- [WRITTEN REQUEST]
Pictures in the records should not be copied, but every other part must be repeated exactly.

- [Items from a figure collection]
-=-=-=-=-

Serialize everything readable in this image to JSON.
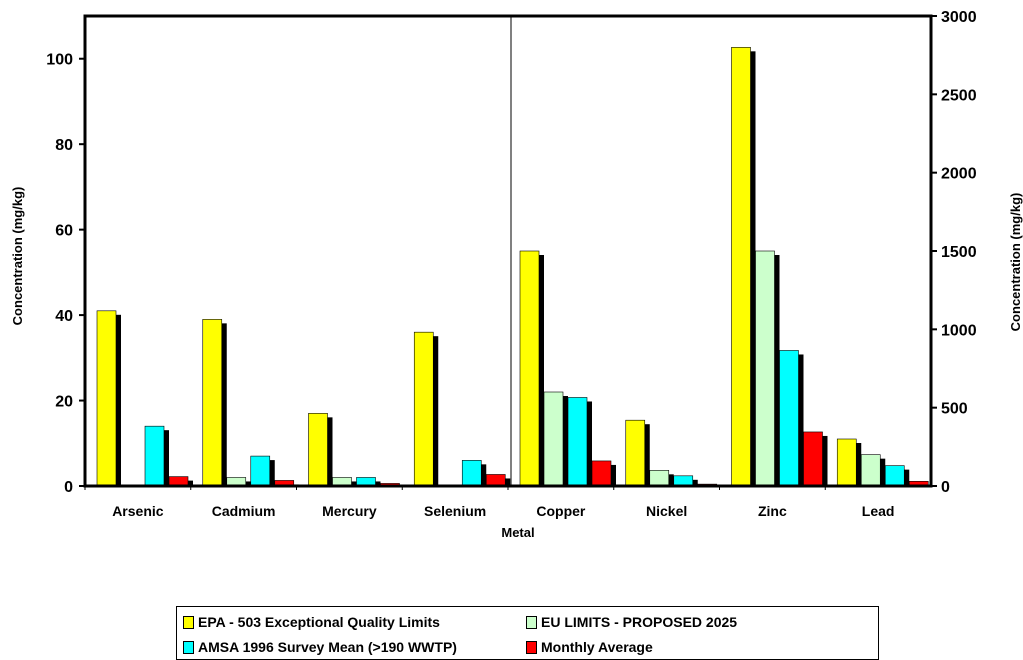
{
  "chart_data": {
    "type": "bar",
    "xlabel": "Metal",
    "ylabel_left": "Concentration (mg/kg)",
    "ylabel_right": "Concentration (mg/kg)",
    "left_axis": {
      "ylim": [
        0,
        110
      ],
      "ticks": [
        0,
        20,
        40,
        60,
        80,
        100
      ]
    },
    "right_axis": {
      "ylim": [
        0,
        3000
      ],
      "ticks": [
        0,
        500,
        1000,
        1500,
        2000,
        2500,
        3000
      ]
    },
    "categories": [
      "Arsenic",
      "Cadmium",
      "Mercury",
      "Selenium",
      "Copper",
      "Nickel",
      "Zinc",
      "Lead"
    ],
    "category_axis": [
      "left",
      "left",
      "left",
      "left",
      "right",
      "right",
      "right",
      "right"
    ],
    "series": [
      {
        "name": "EPA - 503 Exceptional Quality Limits",
        "color": "#ffff00",
        "values": [
          41,
          39,
          17,
          36,
          1500,
          420,
          2800,
          300
        ]
      },
      {
        "name": "EU LIMITS - PROPOSED 2025",
        "color": "#ccffcc",
        "values": [
          0,
          2,
          2,
          0,
          600,
          100,
          1500,
          200
        ]
      },
      {
        "name": "AMSA 1996 Survey Mean (>190 WWTP)",
        "color": "#00ffff",
        "values": [
          14,
          7,
          2,
          6,
          565,
          65,
          865,
          130
        ]
      },
      {
        "name": "Monthly Average",
        "color": "#ff0000",
        "values": [
          2.2,
          1.3,
          0.6,
          2.7,
          160,
          12,
          345,
          30
        ]
      }
    ],
    "grid": false,
    "legend_position": "bottom"
  }
}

-=-=-=-=-

- [THE REPLY]
Serialize everything readable in this image to JSON.
{
  "chart_data": {
    "type": "bar",
    "xlabel": "Metal",
    "ylabel_left": "Concentration (mg/kg)",
    "ylabel_right": "Concentration (mg/kg)",
    "left_axis": {
      "ylim": [
        0,
        110
      ],
      "ticks": [
        0,
        20,
        40,
        60,
        80,
        100
      ]
    },
    "right_axis": {
      "ylim": [
        0,
        3000
      ],
      "ticks": [
        0,
        500,
        1000,
        1500,
        2000,
        2500,
        3000
      ]
    },
    "categories": [
      "Arsenic",
      "Cadmium",
      "Mercury",
      "Selenium",
      "Copper",
      "Nickel",
      "Zinc",
      "Lead"
    ],
    "category_axis": [
      "left",
      "left",
      "left",
      "left",
      "right",
      "right",
      "right",
      "right"
    ],
    "series": [
      {
        "name": "EPA - 503 Exceptional Quality Limits",
        "color": "#ffff00",
        "values": [
          41,
          39,
          17,
          36,
          1500,
          420,
          2800,
          300
        ]
      },
      {
        "name": "EU LIMITS - PROPOSED 2025",
        "color": "#ccffcc",
        "values": [
          0,
          2,
          2,
          0,
          600,
          100,
          1500,
          200
        ]
      },
      {
        "name": "AMSA 1996 Survey Mean (>190 WWTP)",
        "color": "#00ffff",
        "values": [
          14,
          7,
          2,
          6,
          565,
          65,
          865,
          130
        ]
      },
      {
        "name": "Monthly Average",
        "color": "#ff0000",
        "values": [
          2.2,
          1.3,
          0.6,
          2.7,
          160,
          12,
          345,
          30
        ]
      }
    ],
    "grid": false,
    "legend_position": "bottom"
  }
}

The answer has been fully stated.